▸ **Stated exercise**: Filter the entries below, keeping only lines with the word "this".

▸ **Supplied material**:
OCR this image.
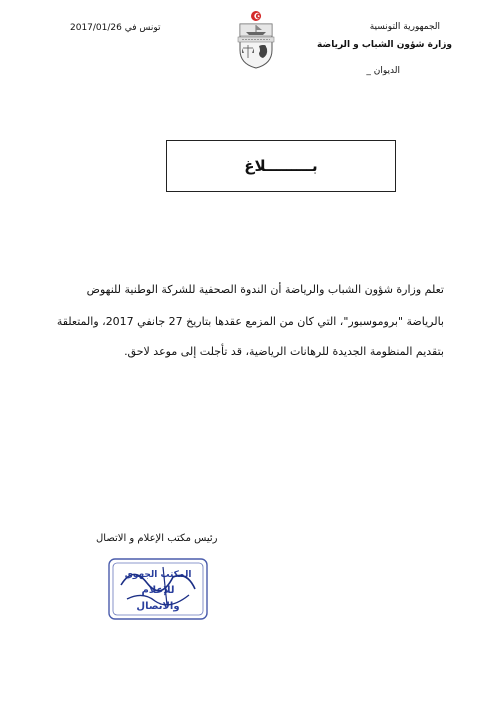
تونس في 2017/01/26	الجمهورية التونسية
وزارة شؤون الشباب و الرياضة
الديوان _
بـــــــــلاغ
تعلم وزارة شؤون الشباب والرياضة أن الندوة الصحفية للشركة الوطنية للنهوض
بالرياضة "بروموسبور"، التي كان من المزمع عقدها بتاريخ 27 جانفي 2017، والمتعلقة
بتقديم المنظومة الجديدة للرهانات الرياضية، قد تأجلت إلى موعد لاحق.
رئيس مكتب الإعلام و الاتصال
المكتب الجهوي
للإعلام
والاتصال
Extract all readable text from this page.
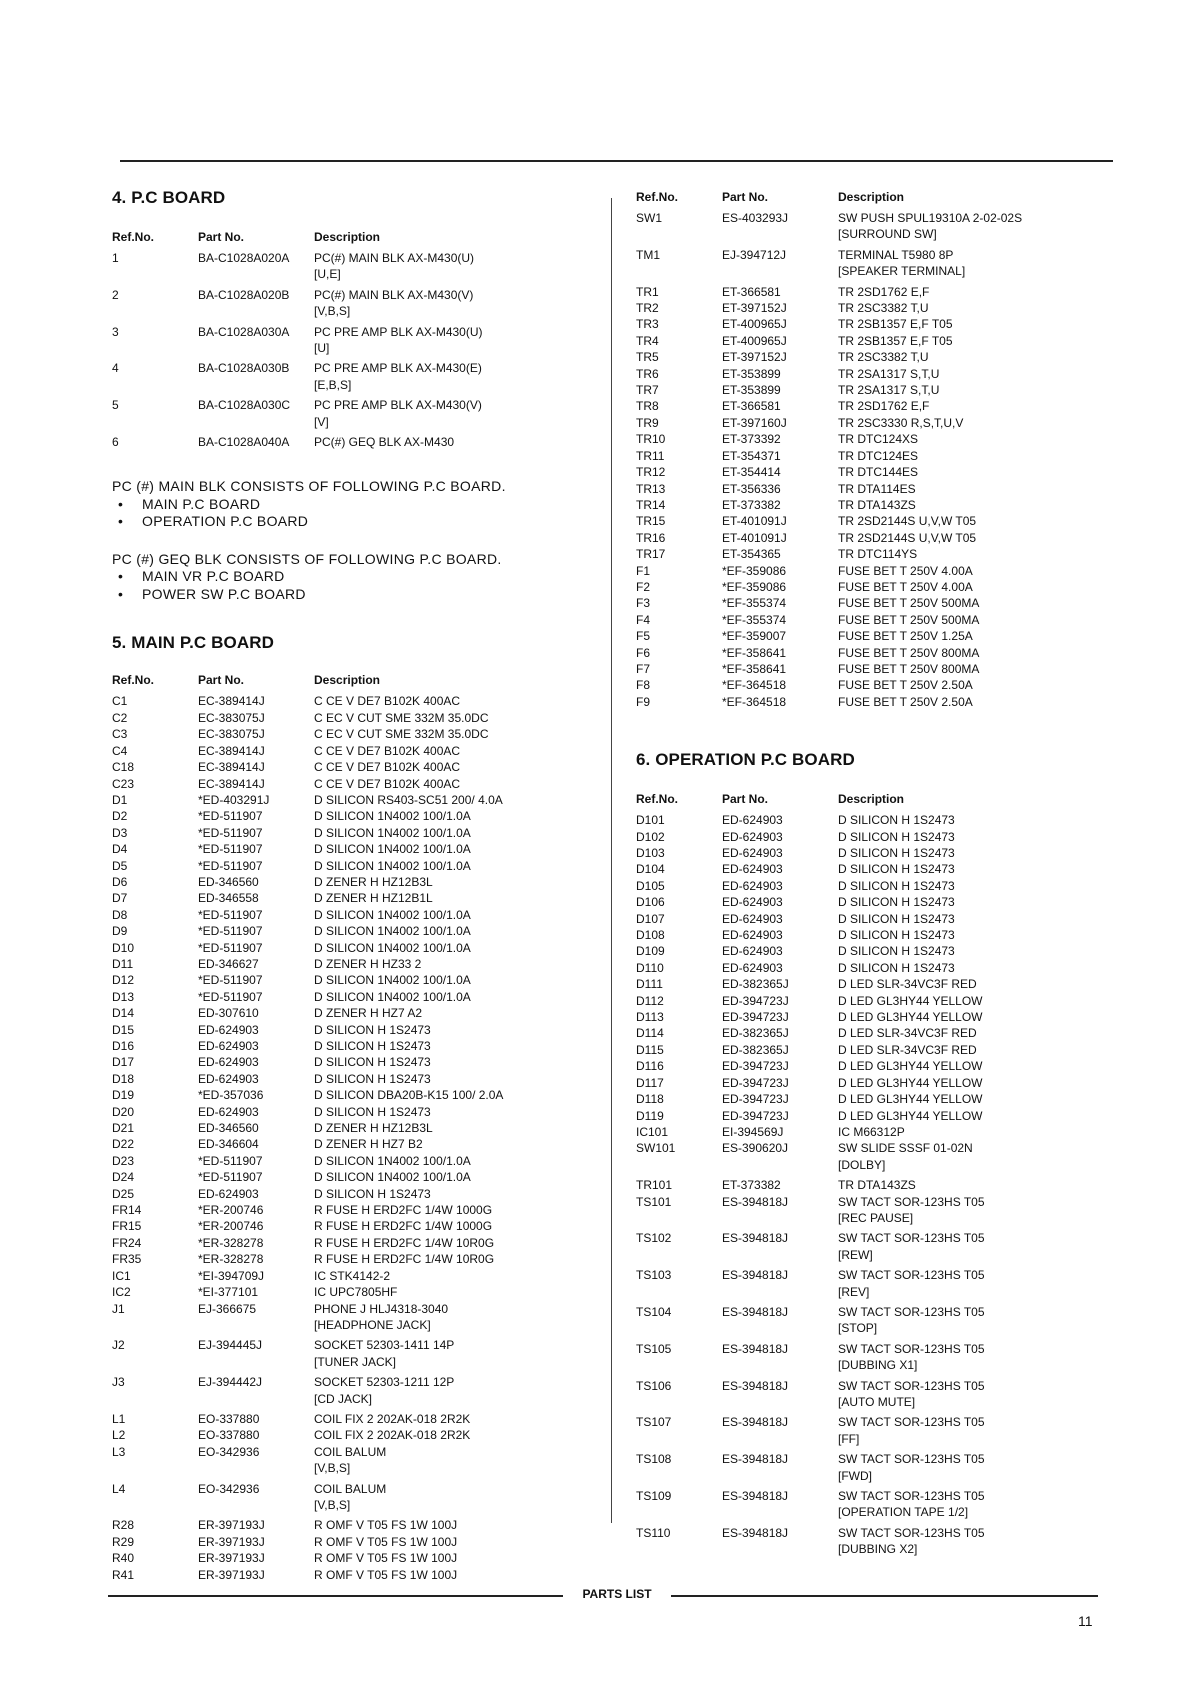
4. P.C BOARD
Ref.No.	Part No.	Description
1	BA-C1028A020A	PC(#) MAIN BLK AX-M430(U)
[U,E]
2	BA-C1028A020B	PC(#) MAIN BLK AX-M430(V)
[V,B,S]
3	BA-C1028A030A	PC PRE AMP BLK AX-M430(U)
[U]
4	BA-C1028A030B	PC PRE AMP BLK AX-M430(E)
[E,B,S]
5	BA-C1028A030C	PC PRE AMP BLK AX-M430(V)
[V]
6	BA-C1028A040A	PC(#) GEQ BLK AX-M430
PC (#) MAIN BLK CONSISTS OF FOLLOWING P.C BOARD.
• MAIN P.C BOARD
• OPERATION P.C BOARD
PC (#) GEQ BLK CONSISTS OF FOLLOWING P.C BOARD.
• MAIN VR P.C BOARD
• POWER SW P.C BOARD
5. MAIN P.C BOARD
Ref.No.	Part No.	Description
C1	EC-389414J	C CE V DE7 B102K 400AC
C2	EC-383075J	C EC V CUT SME 332M 35.0DC
C3	EC-383075J	C EC V CUT SME 332M 35.0DC
C4	EC-389414J	C CE V DE7 B102K 400AC
C18	EC-389414J	C CE V DE7 B102K 400AC
C23	EC-389414J	C CE V DE7 B102K 400AC
D1	*ED-403291J	D SILICON RS403-SC51 200/ 4.0A
D2	*ED-511907	D SILICON 1N4002 100/1.0A
D3	*ED-511907	D SILICON 1N4002 100/1.0A
D4	*ED-511907	D SILICON 1N4002 100/1.0A
D5	*ED-511907	D SILICON 1N4002 100/1.0A
D6	ED-346560	D ZENER H HZ12B3L
D7	ED-346558	D ZENER H HZ12B1L
D8	*ED-511907	D SILICON 1N4002 100/1.0A
D9	*ED-511907	D SILICON 1N4002 100/1.0A
D10	*ED-511907	D SILICON 1N4002 100/1.0A
D11	ED-346627	D ZENER H HZ33 2
D12	*ED-511907	D SILICON 1N4002 100/1.0A
D13	*ED-511907	D SILICON 1N4002 100/1.0A
D14	ED-307610	D ZENER H HZ7 A2
D15	ED-624903	D SILICON H 1S2473
D16	ED-624903	D SILICON H 1S2473
D17	ED-624903	D SILICON H 1S2473
D18	ED-624903	D SILICON H 1S2473
D19	*ED-357036	D SILICON DBA20B-K15 100/ 2.0A
D20	ED-624903	D SILICON H 1S2473
D21	ED-346560	D ZENER H HZ12B3L
D22	ED-346604	D ZENER H HZ7 B2
D23	*ED-511907	D SILICON 1N4002 100/1.0A
D24	*ED-511907	D SILICON 1N4002 100/1.0A
D25	ED-624903	D SILICON H 1S2473
FR14	*ER-200746	R FUSE H ERD2FC 1/4W 1000G
FR15	*ER-200746	R FUSE H ERD2FC 1/4W 1000G
FR24	*ER-328278	R FUSE H ERD2FC 1/4W 10R0G
FR35	*ER-328278	R FUSE H ERD2FC 1/4W 10R0G
IC1	*EI-394709J	IC STK4142-2
IC2	*EI-377101	IC UPC7805HF
J1	EJ-366675	PHONE J HLJ4318-3040
[HEADPHONE JACK]
J2	EJ-394445J	SOCKET 52303-1411 14P
[TUNER JACK]
J3	EJ-394442J	SOCKET 52303-1211 12P
[CD JACK]
L1	EO-337880	COIL FIX 2 202AK-018 2R2K
L2	EO-337880	COIL FIX 2 202AK-018 2R2K
L3	EO-342936	COIL BALUM
[V,B,S]
L4	EO-342936	COIL BALUM
[V,B,S]
R28	ER-397193J	R OMF V T05 FS 1W 100J
R29	ER-397193J	R OMF V T05 FS 1W 100J
R40	ER-397193J	R OMF V T05 FS 1W 100J
R41	ER-397193J	R OMF V T05 FS 1W 100J
Ref.No.	Part No.	Description
SW1	ES-403293J	SW PUSH SPUL19310A 2-02-02S
[SURROUND SW]
TM1	EJ-394712J	TERMINAL T5980 8P
[SPEAKER TERMINAL]
TR1	ET-366581	TR 2SD1762 E,F
TR2	ET-397152J	TR 2SC3382 T,U
TR3	ET-400965J	TR 2SB1357 E,F T05
TR4	ET-400965J	TR 2SB1357 E,F T05
TR5	ET-397152J	TR 2SC3382 T,U
TR6	ET-353899	TR 2SA1317 S,T,U
TR7	ET-353899	TR 2SA1317 S,T,U
TR8	ET-366581	TR 2SD1762 E,F
TR9	ET-397160J	TR 2SC3330 R,S,T,U,V
TR10	ET-373392	TR DTC124XS
TR11	ET-354371	TR DTC124ES
TR12	ET-354414	TR DTC144ES
TR13	ET-356336	TR DTA114ES
TR14	ET-373382	TR DTA143ZS
TR15	ET-401091J	TR 2SD2144S U,V,W T05
TR16	ET-401091J	TR 2SD2144S U,V,W T05
TR17	ET-354365	TR DTC114YS
F1	*EF-359086	FUSE BET T 250V 4.00A
F2	*EF-359086	FUSE BET T 250V 4.00A
F3	*EF-355374	FUSE BET T 250V 500MA
F4	*EF-355374	FUSE BET T 250V 500MA
F5	*EF-359007	FUSE BET T 250V 1.25A
F6	*EF-358641	FUSE BET T 250V 800MA
F7	*EF-358641	FUSE BET T 250V 800MA
F8	*EF-364518	FUSE BET T 250V 2.50A
F9	*EF-364518	FUSE BET T 250V 2.50A
6. OPERATION P.C BOARD
Ref.No.	Part No.	Description
D101	ED-624903	D SILICON H 1S2473
D102	ED-624903	D SILICON H 1S2473
D103	ED-624903	D SILICON H 1S2473
D104	ED-624903	D SILICON H 1S2473
D105	ED-624903	D SILICON H 1S2473
D106	ED-624903	D SILICON H 1S2473
D107	ED-624903	D SILICON H 1S2473
D108	ED-624903	D SILICON H 1S2473
D109	ED-624903	D SILICON H 1S2473
D110	ED-624903	D SILICON H 1S2473
D111	ED-382365J	D LED SLR-34VC3F RED
D112	ED-394723J	D LED GL3HY44 YELLOW
D113	ED-394723J	D LED GL3HY44 YELLOW
D114	ED-382365J	D LED SLR-34VC3F RED
D115	ED-382365J	D LED SLR-34VC3F RED
D116	ED-394723J	D LED GL3HY44 YELLOW
D117	ED-394723J	D LED GL3HY44 YELLOW
D118	ED-394723J	D LED GL3HY44 YELLOW
D119	ED-394723J	D LED GL3HY44 YELLOW
IC101	EI-394569J	IC M66312P
SW101	ES-390620J	SW SLIDE SSSF 01-02N
[DOLBY]
TR101	ET-373382	TR DTA143ZS
TS101	ES-394818J	SW TACT SOR-123HS T05
[REC PAUSE]
TS102	ES-394818J	SW TACT SOR-123HS T05
[REW]
TS103	ES-394818J	SW TACT SOR-123HS T05
[REV]
TS104	ES-394818J	SW TACT SOR-123HS T05
[STOP]
TS105	ES-394818J	SW TACT SOR-123HS T05
[DUBBING X1]
TS106	ES-394818J	SW TACT SOR-123HS T05
[AUTO MUTE]
TS107	ES-394818J	SW TACT SOR-123HS T05
[FF]
TS108	ES-394818J	SW TACT SOR-123HS T05
[FWD]
TS109	ES-394818J	SW TACT SOR-123HS T05
[OPERATION TAPE 1/2]
TS110	ES-394818J	SW TACT SOR-123HS T05
[DUBBING X2]
PARTS LIST
11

▸ **Response to the task**:
OCR this image.
Extract all readable text from this page.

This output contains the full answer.